**What you have to do**
From the records below, pull each line that has "this".

(Extracted data entries)
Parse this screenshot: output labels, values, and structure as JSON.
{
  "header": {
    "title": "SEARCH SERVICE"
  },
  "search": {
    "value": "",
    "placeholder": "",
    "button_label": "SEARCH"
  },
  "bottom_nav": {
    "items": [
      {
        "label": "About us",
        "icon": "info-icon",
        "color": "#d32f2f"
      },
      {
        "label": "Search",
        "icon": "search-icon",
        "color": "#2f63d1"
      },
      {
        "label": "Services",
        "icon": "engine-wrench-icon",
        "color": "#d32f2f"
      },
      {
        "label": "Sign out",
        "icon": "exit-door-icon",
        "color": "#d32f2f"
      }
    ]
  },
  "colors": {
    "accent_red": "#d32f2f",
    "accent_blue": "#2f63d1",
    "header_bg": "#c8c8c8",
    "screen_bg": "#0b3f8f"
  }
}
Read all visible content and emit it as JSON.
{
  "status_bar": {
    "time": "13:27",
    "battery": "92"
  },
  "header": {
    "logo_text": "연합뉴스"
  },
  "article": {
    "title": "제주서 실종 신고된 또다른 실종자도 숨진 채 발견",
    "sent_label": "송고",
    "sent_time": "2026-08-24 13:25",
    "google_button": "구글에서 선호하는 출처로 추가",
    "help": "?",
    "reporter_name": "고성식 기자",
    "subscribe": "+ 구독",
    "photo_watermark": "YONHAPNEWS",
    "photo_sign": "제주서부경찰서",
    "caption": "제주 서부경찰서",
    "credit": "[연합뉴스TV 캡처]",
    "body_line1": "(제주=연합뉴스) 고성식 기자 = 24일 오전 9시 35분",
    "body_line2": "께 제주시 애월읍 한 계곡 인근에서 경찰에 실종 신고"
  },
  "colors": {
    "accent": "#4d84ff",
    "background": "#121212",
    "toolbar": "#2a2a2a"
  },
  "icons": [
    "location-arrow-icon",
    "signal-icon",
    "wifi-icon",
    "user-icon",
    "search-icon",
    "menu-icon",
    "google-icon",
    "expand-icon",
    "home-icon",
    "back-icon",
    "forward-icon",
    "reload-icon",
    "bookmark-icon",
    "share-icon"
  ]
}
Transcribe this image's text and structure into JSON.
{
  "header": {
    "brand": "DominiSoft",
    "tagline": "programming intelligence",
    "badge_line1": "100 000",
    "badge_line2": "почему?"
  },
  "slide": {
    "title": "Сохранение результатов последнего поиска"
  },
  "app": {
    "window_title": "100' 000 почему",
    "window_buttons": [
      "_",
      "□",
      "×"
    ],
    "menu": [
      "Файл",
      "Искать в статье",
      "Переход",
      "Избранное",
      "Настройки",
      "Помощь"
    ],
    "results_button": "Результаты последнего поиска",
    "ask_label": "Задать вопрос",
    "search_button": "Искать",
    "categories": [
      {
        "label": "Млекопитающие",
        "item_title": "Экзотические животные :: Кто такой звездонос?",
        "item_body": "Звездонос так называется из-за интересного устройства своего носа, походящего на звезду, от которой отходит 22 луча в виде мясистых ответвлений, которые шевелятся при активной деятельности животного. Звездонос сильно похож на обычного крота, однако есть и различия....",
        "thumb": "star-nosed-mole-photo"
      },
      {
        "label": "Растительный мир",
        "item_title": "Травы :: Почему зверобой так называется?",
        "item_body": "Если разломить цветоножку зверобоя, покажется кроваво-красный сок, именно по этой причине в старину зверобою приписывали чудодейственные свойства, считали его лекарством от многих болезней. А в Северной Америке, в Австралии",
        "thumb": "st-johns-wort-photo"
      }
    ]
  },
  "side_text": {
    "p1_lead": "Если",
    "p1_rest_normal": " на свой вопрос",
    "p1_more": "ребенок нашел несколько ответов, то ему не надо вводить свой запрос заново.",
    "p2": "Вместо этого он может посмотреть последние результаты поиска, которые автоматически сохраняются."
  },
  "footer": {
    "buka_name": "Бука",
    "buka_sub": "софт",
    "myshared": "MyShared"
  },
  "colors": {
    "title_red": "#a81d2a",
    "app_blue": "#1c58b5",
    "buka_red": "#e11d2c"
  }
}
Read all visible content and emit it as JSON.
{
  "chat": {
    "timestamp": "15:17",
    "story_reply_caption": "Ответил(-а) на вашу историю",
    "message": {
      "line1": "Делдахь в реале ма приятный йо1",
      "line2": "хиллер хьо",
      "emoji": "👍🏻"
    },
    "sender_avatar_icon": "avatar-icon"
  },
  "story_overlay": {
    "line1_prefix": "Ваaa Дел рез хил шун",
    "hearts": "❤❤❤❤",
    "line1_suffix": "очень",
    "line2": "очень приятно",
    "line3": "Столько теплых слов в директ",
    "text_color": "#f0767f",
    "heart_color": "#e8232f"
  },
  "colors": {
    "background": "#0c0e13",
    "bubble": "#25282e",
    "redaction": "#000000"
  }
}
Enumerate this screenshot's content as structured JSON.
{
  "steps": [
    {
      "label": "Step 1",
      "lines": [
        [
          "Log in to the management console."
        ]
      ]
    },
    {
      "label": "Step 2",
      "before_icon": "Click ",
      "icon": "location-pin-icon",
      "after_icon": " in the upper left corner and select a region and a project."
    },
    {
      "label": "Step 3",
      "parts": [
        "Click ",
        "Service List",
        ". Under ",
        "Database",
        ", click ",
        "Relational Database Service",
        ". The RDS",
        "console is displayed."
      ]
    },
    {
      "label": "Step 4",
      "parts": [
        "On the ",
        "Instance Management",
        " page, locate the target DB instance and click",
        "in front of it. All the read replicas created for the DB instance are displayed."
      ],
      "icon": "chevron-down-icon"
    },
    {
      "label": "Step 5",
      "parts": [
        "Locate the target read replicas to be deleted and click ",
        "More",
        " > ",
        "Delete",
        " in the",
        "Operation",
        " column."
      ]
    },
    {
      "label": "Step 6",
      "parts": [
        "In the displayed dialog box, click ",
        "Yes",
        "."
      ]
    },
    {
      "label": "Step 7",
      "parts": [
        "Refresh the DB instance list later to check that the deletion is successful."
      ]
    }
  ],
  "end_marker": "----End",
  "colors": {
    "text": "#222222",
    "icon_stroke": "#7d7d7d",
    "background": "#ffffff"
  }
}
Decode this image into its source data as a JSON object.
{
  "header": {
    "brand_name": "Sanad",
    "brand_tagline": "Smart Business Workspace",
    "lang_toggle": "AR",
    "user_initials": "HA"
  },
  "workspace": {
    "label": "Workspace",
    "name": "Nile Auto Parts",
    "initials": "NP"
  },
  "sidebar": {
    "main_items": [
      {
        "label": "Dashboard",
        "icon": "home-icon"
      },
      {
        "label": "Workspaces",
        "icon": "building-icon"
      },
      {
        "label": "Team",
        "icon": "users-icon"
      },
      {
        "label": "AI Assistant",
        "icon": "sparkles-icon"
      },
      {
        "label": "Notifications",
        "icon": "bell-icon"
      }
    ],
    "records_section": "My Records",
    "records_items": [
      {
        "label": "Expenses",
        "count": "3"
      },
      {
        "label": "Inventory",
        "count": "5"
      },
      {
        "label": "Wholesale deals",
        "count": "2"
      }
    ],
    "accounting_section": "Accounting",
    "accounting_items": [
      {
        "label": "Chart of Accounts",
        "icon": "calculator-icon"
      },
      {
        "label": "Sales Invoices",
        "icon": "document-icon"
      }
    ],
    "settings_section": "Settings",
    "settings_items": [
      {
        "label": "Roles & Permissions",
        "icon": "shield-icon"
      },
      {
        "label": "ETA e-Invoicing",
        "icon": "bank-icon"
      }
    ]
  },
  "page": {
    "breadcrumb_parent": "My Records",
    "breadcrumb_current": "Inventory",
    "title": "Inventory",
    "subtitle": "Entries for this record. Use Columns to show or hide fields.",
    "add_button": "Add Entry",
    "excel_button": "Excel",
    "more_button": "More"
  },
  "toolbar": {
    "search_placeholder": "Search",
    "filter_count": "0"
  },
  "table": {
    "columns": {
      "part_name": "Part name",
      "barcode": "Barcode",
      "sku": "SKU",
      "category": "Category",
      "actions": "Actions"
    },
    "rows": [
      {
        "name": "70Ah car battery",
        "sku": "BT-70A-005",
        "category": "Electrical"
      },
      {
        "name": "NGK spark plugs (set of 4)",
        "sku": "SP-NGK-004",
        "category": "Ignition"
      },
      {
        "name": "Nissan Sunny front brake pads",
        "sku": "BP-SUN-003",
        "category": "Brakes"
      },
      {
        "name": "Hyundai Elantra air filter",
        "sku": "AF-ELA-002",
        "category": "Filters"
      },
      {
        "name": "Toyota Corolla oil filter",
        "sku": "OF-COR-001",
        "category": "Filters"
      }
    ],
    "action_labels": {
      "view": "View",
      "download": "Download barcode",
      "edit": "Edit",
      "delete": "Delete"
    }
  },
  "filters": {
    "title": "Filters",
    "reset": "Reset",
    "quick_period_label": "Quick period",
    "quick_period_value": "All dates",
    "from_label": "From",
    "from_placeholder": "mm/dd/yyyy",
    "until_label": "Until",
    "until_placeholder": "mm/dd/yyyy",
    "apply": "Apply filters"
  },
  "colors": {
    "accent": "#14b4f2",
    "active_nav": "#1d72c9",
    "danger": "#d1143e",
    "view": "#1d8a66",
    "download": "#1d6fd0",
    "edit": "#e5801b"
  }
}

**Output of the exercise**
Parse this screenshot: output labels, values, and structure as JSON.
Transcribe this image's text and structure into JSON.
Enumerate this screenshot's content as structured JSON.
Decode this image into its source data as a JSON object.
    "subtitle": "Entries for this record. Use Columns to show or hide fields.",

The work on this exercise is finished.